══ EXCERPT PROVIDED

Training Dynamics of Learning 3D-Rotational Equivariance
Max W. Shen, Ewa Nowara, Michael Maser, Kyunghyun Cho
TL;DR
This work introduces a principled twirl/twist framework to quantify how much of a model’s loss stems from failing to be equivariant under 3D rotations, decomposing the total loss into a mean-prediction term and an equivariance term. It provides exact and unbiased finite-sample estimators for these components, and demonstrates across three high-dimensional molecular tasks that 3D-rotational equivariance is learned rapidly, with the equivariance error shrinking to a small fraction of the total loss early in training. The authors show the equivariance loss landscape is markedly smoother than the main loss, enabling quick optimization, and they connect equivariance error to gradients and parameter-space deviations, including a quadratic relationship in a decomposed parameter space. The results explain when symmetry-respecting architectures offer an advantage and highlight avenues to narrow the efficiency gap, such as architectural design and test-time twirling, with broader applicability to other symmetry groups.

════
══ DATASET EXTRACT

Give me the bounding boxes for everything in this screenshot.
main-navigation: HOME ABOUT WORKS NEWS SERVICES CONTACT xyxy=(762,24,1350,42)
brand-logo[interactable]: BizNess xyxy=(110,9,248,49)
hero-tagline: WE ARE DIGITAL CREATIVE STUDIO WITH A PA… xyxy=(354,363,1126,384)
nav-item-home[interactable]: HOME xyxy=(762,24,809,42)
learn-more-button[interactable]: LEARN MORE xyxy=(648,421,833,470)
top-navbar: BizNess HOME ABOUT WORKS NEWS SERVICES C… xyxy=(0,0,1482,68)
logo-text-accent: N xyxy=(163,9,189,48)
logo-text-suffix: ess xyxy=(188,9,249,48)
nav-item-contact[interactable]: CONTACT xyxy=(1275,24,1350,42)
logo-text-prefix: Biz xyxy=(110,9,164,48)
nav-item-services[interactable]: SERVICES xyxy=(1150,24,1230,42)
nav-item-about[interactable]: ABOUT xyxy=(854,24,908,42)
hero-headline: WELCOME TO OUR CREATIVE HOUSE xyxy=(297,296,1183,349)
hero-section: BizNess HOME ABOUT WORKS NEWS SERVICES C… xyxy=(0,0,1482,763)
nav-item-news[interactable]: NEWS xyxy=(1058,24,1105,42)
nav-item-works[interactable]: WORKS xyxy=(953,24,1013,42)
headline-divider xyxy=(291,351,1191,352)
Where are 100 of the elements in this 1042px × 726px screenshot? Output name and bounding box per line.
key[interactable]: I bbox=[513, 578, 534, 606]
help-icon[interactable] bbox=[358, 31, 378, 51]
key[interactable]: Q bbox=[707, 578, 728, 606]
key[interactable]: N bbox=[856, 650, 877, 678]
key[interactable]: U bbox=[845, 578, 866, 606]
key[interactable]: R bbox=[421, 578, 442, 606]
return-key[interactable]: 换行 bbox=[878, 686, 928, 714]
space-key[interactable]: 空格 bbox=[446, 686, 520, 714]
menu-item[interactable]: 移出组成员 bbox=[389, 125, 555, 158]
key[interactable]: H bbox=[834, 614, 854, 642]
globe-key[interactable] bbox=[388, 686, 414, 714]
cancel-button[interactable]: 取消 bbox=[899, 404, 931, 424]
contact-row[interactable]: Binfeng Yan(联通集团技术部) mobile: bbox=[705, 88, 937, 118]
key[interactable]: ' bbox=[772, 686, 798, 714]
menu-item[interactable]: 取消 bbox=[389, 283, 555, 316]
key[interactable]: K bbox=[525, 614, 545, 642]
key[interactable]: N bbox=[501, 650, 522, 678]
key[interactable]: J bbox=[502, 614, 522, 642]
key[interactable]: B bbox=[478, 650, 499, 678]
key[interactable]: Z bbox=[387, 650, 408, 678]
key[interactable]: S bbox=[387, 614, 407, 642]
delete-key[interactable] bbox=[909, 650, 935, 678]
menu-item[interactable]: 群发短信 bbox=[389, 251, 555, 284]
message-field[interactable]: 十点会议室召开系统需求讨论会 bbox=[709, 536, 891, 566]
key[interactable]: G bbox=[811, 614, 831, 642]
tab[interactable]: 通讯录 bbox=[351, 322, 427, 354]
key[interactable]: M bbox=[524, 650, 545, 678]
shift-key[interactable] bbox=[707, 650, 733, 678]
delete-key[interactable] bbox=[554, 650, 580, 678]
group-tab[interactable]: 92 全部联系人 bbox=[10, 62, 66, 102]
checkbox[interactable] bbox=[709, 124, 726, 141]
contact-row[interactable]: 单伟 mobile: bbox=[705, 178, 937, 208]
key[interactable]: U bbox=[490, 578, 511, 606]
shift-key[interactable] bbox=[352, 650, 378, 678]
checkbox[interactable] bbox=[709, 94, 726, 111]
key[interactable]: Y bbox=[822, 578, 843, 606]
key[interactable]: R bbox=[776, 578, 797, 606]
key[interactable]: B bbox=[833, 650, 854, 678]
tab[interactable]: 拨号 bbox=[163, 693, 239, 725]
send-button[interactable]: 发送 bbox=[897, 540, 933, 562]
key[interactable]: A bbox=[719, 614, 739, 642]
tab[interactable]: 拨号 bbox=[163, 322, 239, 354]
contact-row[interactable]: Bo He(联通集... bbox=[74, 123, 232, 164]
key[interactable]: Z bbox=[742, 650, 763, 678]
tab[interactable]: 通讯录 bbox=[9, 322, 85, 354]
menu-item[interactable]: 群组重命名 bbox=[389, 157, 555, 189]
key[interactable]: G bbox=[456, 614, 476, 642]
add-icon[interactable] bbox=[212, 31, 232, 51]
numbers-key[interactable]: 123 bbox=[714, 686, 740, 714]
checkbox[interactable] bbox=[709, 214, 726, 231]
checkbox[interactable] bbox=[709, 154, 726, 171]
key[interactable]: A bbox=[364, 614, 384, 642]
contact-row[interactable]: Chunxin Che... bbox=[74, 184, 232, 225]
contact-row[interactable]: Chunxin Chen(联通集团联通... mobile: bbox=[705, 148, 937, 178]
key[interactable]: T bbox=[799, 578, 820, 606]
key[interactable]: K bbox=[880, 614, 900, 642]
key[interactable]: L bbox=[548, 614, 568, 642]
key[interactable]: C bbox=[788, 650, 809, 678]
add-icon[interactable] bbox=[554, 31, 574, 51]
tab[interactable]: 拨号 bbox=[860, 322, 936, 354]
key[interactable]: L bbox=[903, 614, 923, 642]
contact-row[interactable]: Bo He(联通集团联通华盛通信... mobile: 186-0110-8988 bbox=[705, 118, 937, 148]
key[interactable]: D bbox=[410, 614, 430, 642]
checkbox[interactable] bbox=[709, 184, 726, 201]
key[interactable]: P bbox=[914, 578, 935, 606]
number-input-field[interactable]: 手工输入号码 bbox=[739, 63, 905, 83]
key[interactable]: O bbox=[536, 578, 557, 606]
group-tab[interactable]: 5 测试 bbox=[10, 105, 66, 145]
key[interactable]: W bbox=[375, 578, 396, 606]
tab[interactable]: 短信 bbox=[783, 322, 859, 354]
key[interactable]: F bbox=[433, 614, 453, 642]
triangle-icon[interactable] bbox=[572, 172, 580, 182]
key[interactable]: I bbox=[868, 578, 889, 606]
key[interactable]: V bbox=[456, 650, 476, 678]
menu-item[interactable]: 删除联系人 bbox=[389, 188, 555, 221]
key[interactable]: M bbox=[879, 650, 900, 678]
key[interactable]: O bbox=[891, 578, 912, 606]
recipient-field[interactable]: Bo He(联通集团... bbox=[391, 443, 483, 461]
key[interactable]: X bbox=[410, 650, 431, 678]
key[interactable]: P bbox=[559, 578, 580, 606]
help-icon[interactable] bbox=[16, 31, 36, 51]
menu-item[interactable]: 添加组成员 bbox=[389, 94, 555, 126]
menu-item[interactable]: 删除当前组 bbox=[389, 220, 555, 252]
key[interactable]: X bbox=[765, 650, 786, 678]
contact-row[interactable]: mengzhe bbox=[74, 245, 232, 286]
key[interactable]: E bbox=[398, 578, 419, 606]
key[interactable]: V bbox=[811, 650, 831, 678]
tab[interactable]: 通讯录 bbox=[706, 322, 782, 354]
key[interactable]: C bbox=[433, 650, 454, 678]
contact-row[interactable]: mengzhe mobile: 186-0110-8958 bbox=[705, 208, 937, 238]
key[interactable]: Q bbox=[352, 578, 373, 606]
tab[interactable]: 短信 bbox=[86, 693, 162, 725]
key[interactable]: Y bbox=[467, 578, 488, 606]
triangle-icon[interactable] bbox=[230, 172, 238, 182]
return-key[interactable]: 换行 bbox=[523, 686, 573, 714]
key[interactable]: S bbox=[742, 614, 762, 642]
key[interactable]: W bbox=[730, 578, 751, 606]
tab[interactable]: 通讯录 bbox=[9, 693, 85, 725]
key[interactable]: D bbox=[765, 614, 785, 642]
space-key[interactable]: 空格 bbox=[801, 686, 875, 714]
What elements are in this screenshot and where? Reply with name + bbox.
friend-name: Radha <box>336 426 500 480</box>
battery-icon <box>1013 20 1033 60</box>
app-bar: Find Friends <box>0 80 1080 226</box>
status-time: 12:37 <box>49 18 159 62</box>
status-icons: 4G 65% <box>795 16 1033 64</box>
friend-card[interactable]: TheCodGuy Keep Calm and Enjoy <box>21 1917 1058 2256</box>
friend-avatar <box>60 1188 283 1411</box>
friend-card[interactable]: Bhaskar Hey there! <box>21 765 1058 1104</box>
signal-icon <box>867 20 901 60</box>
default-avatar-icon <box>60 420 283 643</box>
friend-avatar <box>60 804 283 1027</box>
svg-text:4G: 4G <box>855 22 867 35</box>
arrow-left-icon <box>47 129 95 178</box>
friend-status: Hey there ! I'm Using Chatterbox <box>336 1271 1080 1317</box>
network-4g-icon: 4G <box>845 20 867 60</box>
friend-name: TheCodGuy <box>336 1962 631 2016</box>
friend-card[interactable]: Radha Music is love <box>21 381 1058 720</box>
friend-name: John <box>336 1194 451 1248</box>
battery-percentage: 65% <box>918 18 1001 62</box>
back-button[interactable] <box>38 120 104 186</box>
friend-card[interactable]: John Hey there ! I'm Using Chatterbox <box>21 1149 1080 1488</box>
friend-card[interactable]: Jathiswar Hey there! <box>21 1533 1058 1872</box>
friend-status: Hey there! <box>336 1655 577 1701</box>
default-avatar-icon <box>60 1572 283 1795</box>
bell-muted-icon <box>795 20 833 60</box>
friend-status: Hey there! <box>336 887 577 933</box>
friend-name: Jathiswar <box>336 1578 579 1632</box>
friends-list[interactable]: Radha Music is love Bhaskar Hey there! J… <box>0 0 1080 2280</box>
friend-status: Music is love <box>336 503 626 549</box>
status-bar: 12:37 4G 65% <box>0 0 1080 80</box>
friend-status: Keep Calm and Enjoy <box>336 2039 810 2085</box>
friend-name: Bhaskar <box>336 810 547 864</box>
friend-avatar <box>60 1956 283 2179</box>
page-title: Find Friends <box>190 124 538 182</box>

════

[LIST OF TASKS]
[a] In the summary of the 3D-rotational equivariance paper, how many molecular tasks were the experiments run on?
[b] Continue the summary of the 3D-rotational equivariance paper from its last sentence.
The records are not used for any of this.

[ANSWERS TO THE EXERCISES]
[a] Three high-dimensional molecular tasks.

[b]
Abstract
While data augmentation is widely used to train symmetry-agnostic models, it remains unclear how quickly and effectively they learn to respect symmetries. We investigate this by deriving a principled measure of equivariance error that, for convex losses, calculates the percent of total loss attributable to imperfections in learned symmetry. We focus our empirical investigation to 3D-rotation equivariance on high-dimensional molecular tasks (flow matching, force field prediction, denoising voxels) and find that models reduce equivariance error quickly to $\leq$2\% held-out loss within 1k-10k training steps, a result robust to model and dataset size. This happens because learning 3D-rotational equivariance is an easier learning task, with a smoother and better-conditioned loss landscape, than the main prediction task. For 3D rotations, the loss penalty for non-equivariant models is small throughout training, so they may achieve lower test loss than equivariant models per GPU-hour unless the equivariant ``efficiency gap'' is narrowed. We also experimentally and theoretically investigate the relationships between relative equivariance error, learning gradients, and model parameters.